WORK INSTRUCTIONS:
Transcribe all the records with complete accuracy.

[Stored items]
* Begin *

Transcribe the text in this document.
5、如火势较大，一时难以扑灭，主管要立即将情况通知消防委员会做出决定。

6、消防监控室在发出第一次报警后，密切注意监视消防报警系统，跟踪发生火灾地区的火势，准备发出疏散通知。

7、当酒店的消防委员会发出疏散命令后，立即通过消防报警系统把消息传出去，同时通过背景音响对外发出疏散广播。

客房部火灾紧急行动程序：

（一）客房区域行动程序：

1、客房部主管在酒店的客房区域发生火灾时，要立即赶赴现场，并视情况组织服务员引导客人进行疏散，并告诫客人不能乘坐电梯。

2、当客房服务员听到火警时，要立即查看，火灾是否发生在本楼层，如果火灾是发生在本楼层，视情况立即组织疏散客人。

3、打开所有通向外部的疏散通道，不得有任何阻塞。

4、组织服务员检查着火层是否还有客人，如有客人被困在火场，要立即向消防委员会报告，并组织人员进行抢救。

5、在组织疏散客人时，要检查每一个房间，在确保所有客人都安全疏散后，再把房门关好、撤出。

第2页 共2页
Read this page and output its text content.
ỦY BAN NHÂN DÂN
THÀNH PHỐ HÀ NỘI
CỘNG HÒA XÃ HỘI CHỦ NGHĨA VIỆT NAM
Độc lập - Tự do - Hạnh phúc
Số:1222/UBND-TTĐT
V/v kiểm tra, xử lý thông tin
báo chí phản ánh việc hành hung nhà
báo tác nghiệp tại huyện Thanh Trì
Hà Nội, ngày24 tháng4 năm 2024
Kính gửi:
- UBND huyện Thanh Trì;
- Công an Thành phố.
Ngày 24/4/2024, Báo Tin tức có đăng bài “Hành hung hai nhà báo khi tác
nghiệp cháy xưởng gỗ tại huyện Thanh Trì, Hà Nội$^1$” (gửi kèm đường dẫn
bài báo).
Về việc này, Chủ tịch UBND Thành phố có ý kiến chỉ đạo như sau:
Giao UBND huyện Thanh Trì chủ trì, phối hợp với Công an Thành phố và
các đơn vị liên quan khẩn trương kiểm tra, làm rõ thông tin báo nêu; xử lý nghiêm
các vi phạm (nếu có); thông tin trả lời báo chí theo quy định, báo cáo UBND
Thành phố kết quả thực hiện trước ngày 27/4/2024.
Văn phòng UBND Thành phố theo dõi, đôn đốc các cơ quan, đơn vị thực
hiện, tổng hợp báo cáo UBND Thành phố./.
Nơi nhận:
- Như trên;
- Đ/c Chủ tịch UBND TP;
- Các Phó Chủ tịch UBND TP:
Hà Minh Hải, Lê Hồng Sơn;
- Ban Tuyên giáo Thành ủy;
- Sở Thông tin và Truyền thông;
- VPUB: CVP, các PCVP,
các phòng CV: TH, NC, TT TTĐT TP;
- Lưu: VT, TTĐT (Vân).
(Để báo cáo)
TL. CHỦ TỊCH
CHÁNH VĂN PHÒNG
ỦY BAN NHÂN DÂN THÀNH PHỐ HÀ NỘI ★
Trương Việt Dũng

* End *

RESPONSE TO THIS TASK:
Transcribe the text in this document.
5、如火势较大，一时难以扑灭，主管要立即将情况通知消防委员会做出决定。

6、消防监控室在发出第一次报警后，密切注意监视消防报警系统，跟踪发生火灾地区的火势，准备发出疏散通知。

7、当酒店的消防委员会发出疏散命令后，立即通过消防报警系统把消息传出去，同时通过背景音响对外发出疏散广播。

客房部火灾紧急行动程序：

（一）客房区域行动程序：

1、客房部主管在酒店的客房区域发生火灾时，要立即赶赴现场，并视情况组织服务员引导客人进行疏散，并告诫客人不能乘坐电梯。

2、当客房服务员听到火警时，要立即查看，火灾是否发生在本楼层，如果火灾是发生在本楼层，视情况立即组织疏散客人。

3、打开所有通向外部的疏散通道，不得有任何阻塞。

4、组织服务员检查着火层是否还有客人，如有客人被困在火场，要立即向消防委员会报告，并组织人员进行抢救。

5、在组织疏散客人时，要检查每一个房间，在确保所有客人都安全疏散后，再把房门关好、撤出。

第2页 共2页
Read this page and output its text content.
ỦY BAN NHÂN DÂN
THÀNH PHỐ HÀ NỘI
CỘNG HÒA XÃ HỘI CHỦ NGHĨA VIỆT NAM
Độc lập - Tự do - Hạnh phúc
Số:1222/UBND-TTĐT
V/v kiểm tra, xử lý thông tin
báo chí phản ánh việc hành hung nhà
báo tác nghiệp tại huyện Thanh Trì
Hà Nội, ngày24 tháng4 năm 2024
Kính gửi:
- UBND huyện Thanh Trì;
- Công an Thành phố.
Ngày 24/4/2024, Báo Tin tức có đăng bài “Hành hung hai nhà báo khi tác
nghiệp cháy xưởng gỗ tại huyện Thanh Trì, Hà Nội$^1$” (gửi kèm đường dẫn
bài báo).
Về việc này, Chủ tịch UBND Thành phố có ý kiến chỉ đạo như sau:
Giao UBND huyện Thanh Trì chủ trì, phối hợp với Công an Thành phố và
các đơn vị liên quan khẩn trương kiểm tra, làm rõ thông tin báo nêu; xử lý nghiêm
các vi phạm (nếu có); thông tin trả lời báo chí theo quy định, báo cáo UBND
Thành phố kết quả thực hiện trước ngày 27/4/2024.
Văn phòng UBND Thành phố theo dõi, đôn đốc các cơ quan, đơn vị thực
hiện, tổng hợp báo cáo UBND Thành phố./.
Nơi nhận:
- Như trên;
- Đ/c Chủ tịch UBND TP;
- Các Phó Chủ tịch UBND TP:
Hà Minh Hải, Lê Hồng Sơn;
- Ban Tuyên giáo Thành ủy;
- Sở Thông tin và Truyền thông;
- VPUB: CVP, các PCVP,
các phòng CV: TH, NC, TT TTĐT TP;
- Lưu: VT, TTĐT (Vân).
(Để báo cáo)
TL. CHỦ TỊCH
CHÁNH VĂN PHÒNG
ỦY BAN NHÂN DÂN THÀNH PHỐ HÀ NỘI ★
Trương Việt Dũng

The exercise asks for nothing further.